Your goal: Search the material for the string "text", then return every line where it is found.

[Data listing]
╔══
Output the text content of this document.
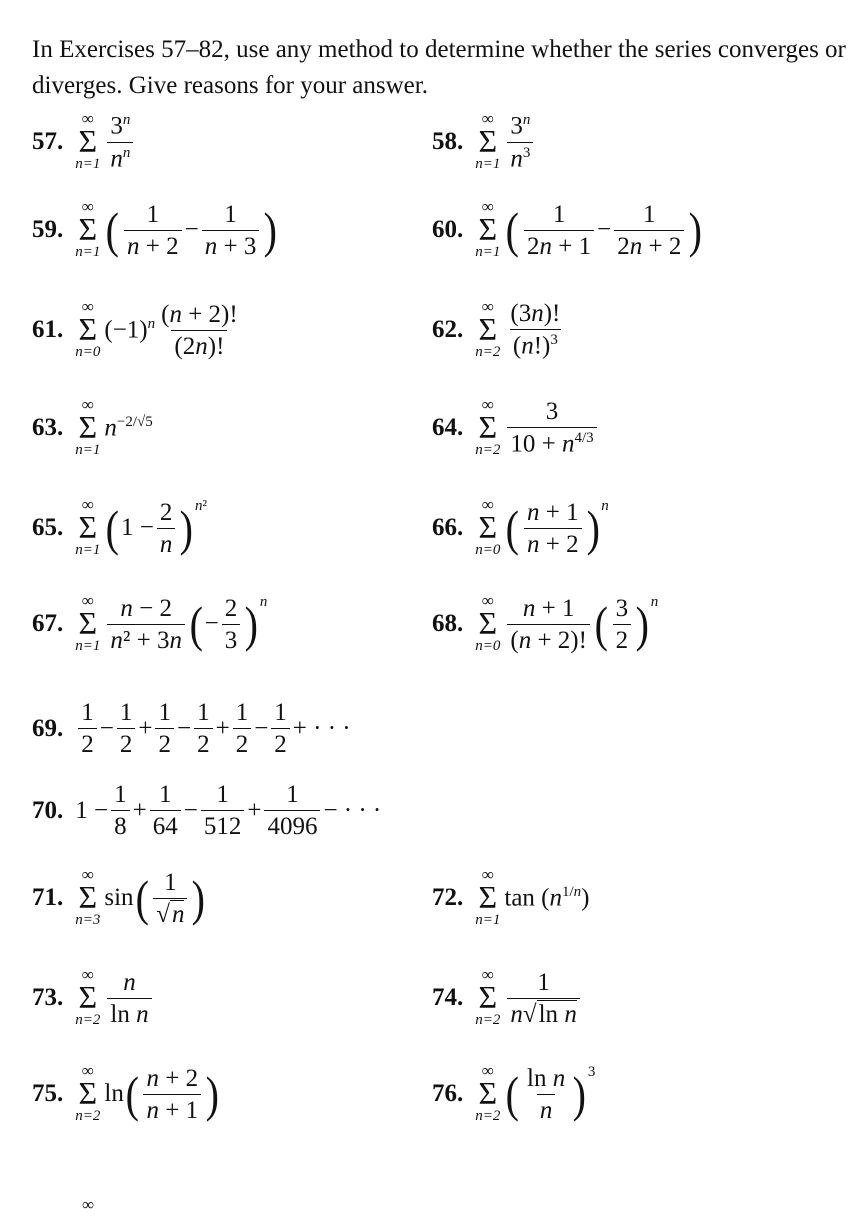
In Exercises 57–82, use any method to determine whether the series converges or diverges. Give reasons for your answer.
57.
∞
Σ
$n=1 \frac{3^n}{n^n}$	58.
∞
Σ
$n=1 \frac{3^n}{n^3}$
59.
∞
Σ
n=1 ( $\frac{1}{n + 2} - \frac{1}{n + 3}$ )	60.
∞
Σ
n=1 ( $\frac{1}{2n + 1} - \frac{1}{2n + 2}$ )
61.
∞
Σ
n=0
$(-1)^n \frac{(n + 2)!}{(2n)!}$	62.
∞
Σ
$n=2 \frac{(3n)!}{(n!)^3}$
63.
∞
Σ
n=1
$n^{-2/√5}$	64.
∞
Σ
$n=2 \frac{3}{10 + n^{4/3}}$
65.
∞
Σ
n=1 ( $1 - \frac{2}{n}$ ) $^{n^2}$
66.
∞
Σ
n=0 ( $\frac{n + 1}{n + 2} )^n$
67.
∞
Σ
$n=1 \frac{n - 2}{\text{n² + 3n}}$ ( − $\frac{2}{3} )^n$
68.
∞
Σ
$n=0 \frac{n + 1}{(n + 2)!}$ ( $\frac{3}{2} )^n$
69. $\frac{1}{2} - \frac{1}{2} + \frac{1}{2} - \frac{1}{2} + \frac{1}{2} - \frac{1}{2}$ + · · ·
70. $1 - \frac{1}{8} + \frac{1}{64} - \frac{1}{512} + \frac{1}{4096}$ − · · ·
71.
∞
Σ
n=3
sin ( $\frac{1}{√n}$ )	72.
∞
Σ
n=1
$\tan (n^{1/n})$
73.
∞
Σ
$n=2 \frac{n}{\text{ln n}}$	74.
∞
Σ
$n=2 \frac{1}{\text{n√ln n}}$
75.
∞
Σ
n=2
ln ( $\frac{n + 2}{n + 1}$ )	76.
∞
Σ
n=2 ( $\frac{\text{ln n}}{n} )^3$
∞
╚══
Complete answer:
Output the text content of this document.
$n=1 \frac{n - 2}{\text{n² + 3n}}$ ( − $\frac{2}{3} )^n$
$n=2 \frac{n}{\text{ln n}}$	74.
$n=2 \frac{1}{\text{n√ln n}}$
n=2 ( $\frac{\text{ln n}}{n} )^3$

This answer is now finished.